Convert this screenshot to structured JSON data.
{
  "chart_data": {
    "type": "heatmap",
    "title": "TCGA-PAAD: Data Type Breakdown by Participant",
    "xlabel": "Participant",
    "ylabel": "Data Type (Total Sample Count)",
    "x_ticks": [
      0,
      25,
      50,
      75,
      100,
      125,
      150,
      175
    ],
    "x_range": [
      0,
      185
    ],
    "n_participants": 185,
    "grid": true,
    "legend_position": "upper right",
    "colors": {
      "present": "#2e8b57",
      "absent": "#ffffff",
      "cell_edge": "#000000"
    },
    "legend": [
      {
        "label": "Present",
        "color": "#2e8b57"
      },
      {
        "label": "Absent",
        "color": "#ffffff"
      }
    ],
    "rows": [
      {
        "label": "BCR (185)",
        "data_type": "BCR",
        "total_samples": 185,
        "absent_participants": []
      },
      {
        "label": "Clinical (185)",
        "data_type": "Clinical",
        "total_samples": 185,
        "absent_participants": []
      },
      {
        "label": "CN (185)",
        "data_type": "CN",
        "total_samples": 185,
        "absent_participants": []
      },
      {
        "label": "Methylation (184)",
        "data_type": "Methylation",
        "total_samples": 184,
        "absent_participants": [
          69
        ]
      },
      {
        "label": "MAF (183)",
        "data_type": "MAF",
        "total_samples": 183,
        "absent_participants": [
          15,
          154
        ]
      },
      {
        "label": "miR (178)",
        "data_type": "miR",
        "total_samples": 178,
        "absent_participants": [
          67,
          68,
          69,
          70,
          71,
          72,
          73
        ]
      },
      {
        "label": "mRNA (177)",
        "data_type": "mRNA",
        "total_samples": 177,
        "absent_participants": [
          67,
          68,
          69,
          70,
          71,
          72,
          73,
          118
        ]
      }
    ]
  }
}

• **Instructions for the task**: Give back the material above without altering a single word.

• **Answer box**:
Convert this screenshot to structured JSON data.
{
  "chart_data": {
    "type": "heatmap",
    "title": "TCGA-PAAD: Data Type Breakdown by Participant",
    "xlabel": "Participant",
    "ylabel": "Data Type (Total Sample Count)",
    "x_ticks": [
      0,
      25,
      50,
      75,
      100,
      125,
      150,
      175
    ],
    "x_range": [
      0,
      185
    ],
    "n_participants": 185,
    "grid": true,
    "legend_position": "upper right",
    "colors": {
      "present": "#2e8b57",
      "absent": "#ffffff",
      "cell_edge": "#000000"
    },
    "legend": [
      {
        "label": "Present",
        "color": "#2e8b57"
      },
      {
        "label": "Absent",
        "color": "#ffffff"
      }
    ],
    "rows": [
      {
        "label": "BCR (185)",
        "data_type": "BCR",
        "total_samples": 185,
        "absent_participants": []
      },
      {
        "label": "Clinical (185)",
        "data_type": "Clinical",
        "total_samples": 185,
        "absent_participants": []
      },
      {
        "label": "CN (185)",
        "data_type": "CN",
        "total_samples": 185,
        "absent_participants": []
      },
      {
        "label": "Methylation (184)",
        "data_type": "Methylation",
        "total_samples": 184,
        "absent_participants": [
          69
        ]
      },
      {
        "label": "MAF (183)",
        "data_type": "MAF",
        "total_samples": 183,
        "absent_participants": [
          15,
          154
        ]
      },
      {
        "label": "miR (178)",
        "data_type": "miR",
        "total_samples": 178,
        "absent_participants": [
          67,
          68,
          69,
          70,
          71,
          72,
          73
        ]
      },
      {
        "label": "mRNA (177)",
        "data_type": "mRNA",
        "total_samples": 177,
        "absent_participants": [
          67,
          68,
          69,
          70,
          71,
          72,
          73,
          118
        ]
      }
    ]
  }
}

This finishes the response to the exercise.